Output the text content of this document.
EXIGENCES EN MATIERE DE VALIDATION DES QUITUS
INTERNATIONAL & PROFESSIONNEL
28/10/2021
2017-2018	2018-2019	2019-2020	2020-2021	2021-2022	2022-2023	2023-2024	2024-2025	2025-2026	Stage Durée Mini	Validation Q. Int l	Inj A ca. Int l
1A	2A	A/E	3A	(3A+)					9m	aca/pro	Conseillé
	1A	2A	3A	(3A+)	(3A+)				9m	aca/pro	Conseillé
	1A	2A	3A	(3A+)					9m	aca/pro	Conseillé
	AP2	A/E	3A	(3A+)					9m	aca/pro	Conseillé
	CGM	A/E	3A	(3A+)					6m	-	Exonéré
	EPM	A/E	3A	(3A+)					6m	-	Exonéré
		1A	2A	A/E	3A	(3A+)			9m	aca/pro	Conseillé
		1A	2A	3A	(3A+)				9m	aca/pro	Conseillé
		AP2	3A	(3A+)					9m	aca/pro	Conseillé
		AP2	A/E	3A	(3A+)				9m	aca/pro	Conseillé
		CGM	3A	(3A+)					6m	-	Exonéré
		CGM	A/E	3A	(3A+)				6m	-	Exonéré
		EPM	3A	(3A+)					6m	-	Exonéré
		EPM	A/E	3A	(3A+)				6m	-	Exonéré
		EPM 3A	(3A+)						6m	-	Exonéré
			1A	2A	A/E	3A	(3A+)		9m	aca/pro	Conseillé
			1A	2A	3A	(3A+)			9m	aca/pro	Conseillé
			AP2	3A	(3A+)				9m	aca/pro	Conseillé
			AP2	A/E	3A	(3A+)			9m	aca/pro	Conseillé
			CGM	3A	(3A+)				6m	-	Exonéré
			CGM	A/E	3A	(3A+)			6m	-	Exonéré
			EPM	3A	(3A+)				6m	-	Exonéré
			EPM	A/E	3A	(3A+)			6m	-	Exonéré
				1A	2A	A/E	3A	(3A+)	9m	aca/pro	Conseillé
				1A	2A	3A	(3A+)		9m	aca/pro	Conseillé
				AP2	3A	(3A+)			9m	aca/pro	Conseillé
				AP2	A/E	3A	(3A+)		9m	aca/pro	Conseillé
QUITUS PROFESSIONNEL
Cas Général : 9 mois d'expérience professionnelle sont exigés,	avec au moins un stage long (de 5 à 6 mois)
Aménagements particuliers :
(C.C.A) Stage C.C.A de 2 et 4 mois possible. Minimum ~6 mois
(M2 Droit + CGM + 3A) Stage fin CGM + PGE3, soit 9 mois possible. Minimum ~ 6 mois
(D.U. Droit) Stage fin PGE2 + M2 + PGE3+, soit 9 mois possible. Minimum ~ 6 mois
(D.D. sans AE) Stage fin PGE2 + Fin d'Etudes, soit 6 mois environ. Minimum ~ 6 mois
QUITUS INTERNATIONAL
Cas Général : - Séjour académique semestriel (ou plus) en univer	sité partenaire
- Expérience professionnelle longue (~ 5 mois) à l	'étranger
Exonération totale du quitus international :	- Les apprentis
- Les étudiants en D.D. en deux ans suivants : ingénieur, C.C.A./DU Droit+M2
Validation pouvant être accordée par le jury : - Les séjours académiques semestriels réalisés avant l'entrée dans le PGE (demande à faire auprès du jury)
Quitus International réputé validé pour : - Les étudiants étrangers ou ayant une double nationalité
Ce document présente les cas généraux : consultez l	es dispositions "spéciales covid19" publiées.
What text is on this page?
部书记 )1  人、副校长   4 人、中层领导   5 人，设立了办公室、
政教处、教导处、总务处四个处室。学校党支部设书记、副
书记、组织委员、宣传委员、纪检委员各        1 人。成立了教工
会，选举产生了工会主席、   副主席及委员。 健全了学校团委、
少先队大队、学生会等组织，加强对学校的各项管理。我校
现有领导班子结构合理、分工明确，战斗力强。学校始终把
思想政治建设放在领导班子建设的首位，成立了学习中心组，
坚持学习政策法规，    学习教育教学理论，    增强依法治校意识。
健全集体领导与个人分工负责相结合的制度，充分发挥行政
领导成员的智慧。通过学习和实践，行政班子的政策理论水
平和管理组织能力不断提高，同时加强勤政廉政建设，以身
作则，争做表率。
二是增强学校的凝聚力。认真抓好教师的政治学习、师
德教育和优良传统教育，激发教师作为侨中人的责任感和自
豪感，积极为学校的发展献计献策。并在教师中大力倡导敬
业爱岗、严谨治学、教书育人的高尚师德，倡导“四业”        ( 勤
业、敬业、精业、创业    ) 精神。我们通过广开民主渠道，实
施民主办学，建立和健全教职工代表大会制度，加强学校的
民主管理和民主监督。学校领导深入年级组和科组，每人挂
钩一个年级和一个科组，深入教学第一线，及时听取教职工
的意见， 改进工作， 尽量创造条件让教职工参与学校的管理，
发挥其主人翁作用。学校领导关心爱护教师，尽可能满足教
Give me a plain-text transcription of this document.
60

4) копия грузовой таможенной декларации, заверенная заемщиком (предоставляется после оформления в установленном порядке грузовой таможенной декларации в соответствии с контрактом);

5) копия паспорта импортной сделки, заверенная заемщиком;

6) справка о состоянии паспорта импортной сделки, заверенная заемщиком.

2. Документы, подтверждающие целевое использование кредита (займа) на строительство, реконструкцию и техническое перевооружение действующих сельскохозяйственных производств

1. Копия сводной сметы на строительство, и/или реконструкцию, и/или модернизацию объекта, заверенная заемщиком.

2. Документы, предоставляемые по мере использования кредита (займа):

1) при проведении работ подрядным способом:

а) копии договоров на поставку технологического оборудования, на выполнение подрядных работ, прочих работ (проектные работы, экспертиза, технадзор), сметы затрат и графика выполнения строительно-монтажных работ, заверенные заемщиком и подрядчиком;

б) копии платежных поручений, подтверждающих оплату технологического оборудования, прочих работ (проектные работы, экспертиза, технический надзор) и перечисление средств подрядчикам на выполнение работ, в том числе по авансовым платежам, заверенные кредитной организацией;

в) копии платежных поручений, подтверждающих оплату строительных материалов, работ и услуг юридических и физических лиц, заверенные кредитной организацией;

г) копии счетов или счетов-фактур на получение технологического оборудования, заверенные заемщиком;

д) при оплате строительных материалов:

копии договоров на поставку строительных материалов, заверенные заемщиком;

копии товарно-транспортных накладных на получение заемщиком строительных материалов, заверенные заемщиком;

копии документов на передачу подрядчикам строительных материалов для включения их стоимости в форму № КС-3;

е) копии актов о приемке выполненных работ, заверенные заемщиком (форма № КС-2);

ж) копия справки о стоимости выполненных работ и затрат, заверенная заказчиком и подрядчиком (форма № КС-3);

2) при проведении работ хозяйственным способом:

▶ _The request_
Give the complete listing a second time, exactly as it reads.

▶ _Output_
Output the text content of this document.
EXIGENCES EN MATIERE DE VALIDATION DES QUITUS
INTERNATIONAL & PROFESSIONNEL
28/10/2021
2017-2018	2018-2019	2019-2020	2020-2021	2021-2022	2022-2023	2023-2024	2024-2025	2025-2026	Stage Durée Mini	Validation Q. Int l	Inj A ca. Int l
1A	2A	A/E	3A	(3A+)					9m	aca/pro	Conseillé
	1A	2A	3A	(3A+)	(3A+)				9m	aca/pro	Conseillé
	1A	2A	3A	(3A+)					9m	aca/pro	Conseillé
	AP2	A/E	3A	(3A+)					9m	aca/pro	Conseillé
	CGM	A/E	3A	(3A+)					6m	-	Exonéré
	EPM	A/E	3A	(3A+)					6m	-	Exonéré
		1A	2A	A/E	3A	(3A+)			9m	aca/pro	Conseillé
		1A	2A	3A	(3A+)				9m	aca/pro	Conseillé
		AP2	3A	(3A+)					9m	aca/pro	Conseillé
		AP2	A/E	3A	(3A+)				9m	aca/pro	Conseillé
		CGM	3A	(3A+)					6m	-	Exonéré
		CGM	A/E	3A	(3A+)				6m	-	Exonéré
		EPM	3A	(3A+)					6m	-	Exonéré
		EPM	A/E	3A	(3A+)				6m	-	Exonéré
		EPM 3A	(3A+)						6m	-	Exonéré
			1A	2A	A/E	3A	(3A+)		9m	aca/pro	Conseillé
			1A	2A	3A	(3A+)			9m	aca/pro	Conseillé
			AP2	3A	(3A+)				9m	aca/pro	Conseillé
			AP2	A/E	3A	(3A+)			9m	aca/pro	Conseillé
			CGM	3A	(3A+)				6m	-	Exonéré
			CGM	A/E	3A	(3A+)			6m	-	Exonéré
			EPM	3A	(3A+)				6m	-	Exonéré
			EPM	A/E	3A	(3A+)			6m	-	Exonéré
				1A	2A	A/E	3A	(3A+)	9m	aca/pro	Conseillé
				1A	2A	3A	(3A+)		9m	aca/pro	Conseillé
				AP2	3A	(3A+)			9m	aca/pro	Conseillé
				AP2	A/E	3A	(3A+)		9m	aca/pro	Conseillé
QUITUS PROFESSIONNEL
Cas Général : 9 mois d'expérience professionnelle sont exigés,	avec au moins un stage long (de 5 à 6 mois)
Aménagements particuliers :
(C.C.A) Stage C.C.A de 2 et 4 mois possible. Minimum ~6 mois
(M2 Droit + CGM + 3A) Stage fin CGM + PGE3, soit 9 mois possible. Minimum ~ 6 mois
(D.U. Droit) Stage fin PGE2 + M2 + PGE3+, soit 9 mois possible. Minimum ~ 6 mois
(D.D. sans AE) Stage fin PGE2 + Fin d'Etudes, soit 6 mois environ. Minimum ~ 6 mois
QUITUS INTERNATIONAL
Cas Général : - Séjour académique semestriel (ou plus) en univer	sité partenaire
- Expérience professionnelle longue (~ 5 mois) à l	'étranger
Exonération totale du quitus international :	- Les apprentis
- Les étudiants en D.D. en deux ans suivants : ingénieur, C.C.A./DU Droit+M2
Validation pouvant être accordée par le jury : - Les séjours académiques semestriels réalisés avant l'entrée dans le PGE (demande à faire auprès du jury)
Quitus International réputé validé pour : - Les étudiants étrangers ou ayant une double nationalité
Ce document présente les cas généraux : consultez l	es dispositions "spéciales covid19" publiées.
What text is on this page?
部书记 )1  人、副校长   4 人、中层领导   5 人，设立了办公室、
政教处、教导处、总务处四个处室。学校党支部设书记、副
书记、组织委员、宣传委员、纪检委员各        1 人。成立了教工
会，选举产生了工会主席、   副主席及委员。 健全了学校团委、
少先队大队、学生会等组织，加强对学校的各项管理。我校
现有领导班子结构合理、分工明确，战斗力强。学校始终把
思想政治建设放在领导班子建设的首位，成立了学习中心组，
坚持学习政策法规，    学习教育教学理论，    增强依法治校意识。
健全集体领导与个人分工负责相结合的制度，充分发挥行政
领导成员的智慧。通过学习和实践，行政班子的政策理论水
平和管理组织能力不断提高，同时加强勤政廉政建设，以身
作则，争做表率。
二是增强学校的凝聚力。认真抓好教师的政治学习、师
德教育和优良传统教育，激发教师作为侨中人的责任感和自
豪感，积极为学校的发展献计献策。并在教师中大力倡导敬
业爱岗、严谨治学、教书育人的高尚师德，倡导“四业”        ( 勤
业、敬业、精业、创业    ) 精神。我们通过广开民主渠道，实
施民主办学，建立和健全教职工代表大会制度，加强学校的
民主管理和民主监督。学校领导深入年级组和科组，每人挂
钩一个年级和一个科组，深入教学第一线，及时听取教职工
的意见， 改进工作， 尽量创造条件让教职工参与学校的管理，
发挥其主人翁作用。学校领导关心爱护教师，尽可能满足教
Give me a plain-text transcription of this document.
60

4) копия грузовой таможенной декларации, заверенная заемщиком (предоставляется после оформления в установленном порядке грузовой таможенной декларации в соответствии с контрактом);

5) копия паспорта импортной сделки, заверенная заемщиком;

6) справка о состоянии паспорта импортной сделки, заверенная заемщиком.

2. Документы, подтверждающие целевое использование кредита (займа) на строительство, реконструкцию и техническое перевооружение действующих сельскохозяйственных производств

1. Копия сводной сметы на строительство, и/или реконструкцию, и/или модернизацию объекта, заверенная заемщиком.

2. Документы, предоставляемые по мере использования кредита (займа):

1) при проведении работ подрядным способом:

а) копии договоров на поставку технологического оборудования, на выполнение подрядных работ, прочих работ (проектные работы, экспертиза, технадзор), сметы затрат и графика выполнения строительно-монтажных работ, заверенные заемщиком и подрядчиком;

б) копии платежных поручений, подтверждающих оплату технологического оборудования, прочих работ (проектные работы, экспертиза, технический надзор) и перечисление средств подрядчикам на выполнение работ, в том числе по авансовым платежам, заверенные кредитной организацией;

в) копии платежных поручений, подтверждающих оплату строительных материалов, работ и услуг юридических и физических лиц, заверенные кредитной организацией;

г) копии счетов или счетов-фактур на получение технологического оборудования, заверенные заемщиком;

д) при оплате строительных материалов:

копии договоров на поставку строительных материалов, заверенные заемщиком;

копии товарно-транспортных накладных на получение заемщиком строительных материалов, заверенные заемщиком;

копии документов на передачу подрядчикам строительных материалов для включения их стоимости в форму № КС-3;

е) копии актов о приемке выполненных работ, заверенные заемщиком (форма № КС-2);

ж) копия справки о стоимости выполненных работ и затрат, заверенная заказчиком и подрядчиком (форма № КС-3);

2) при проведении работ хозяйственным способом:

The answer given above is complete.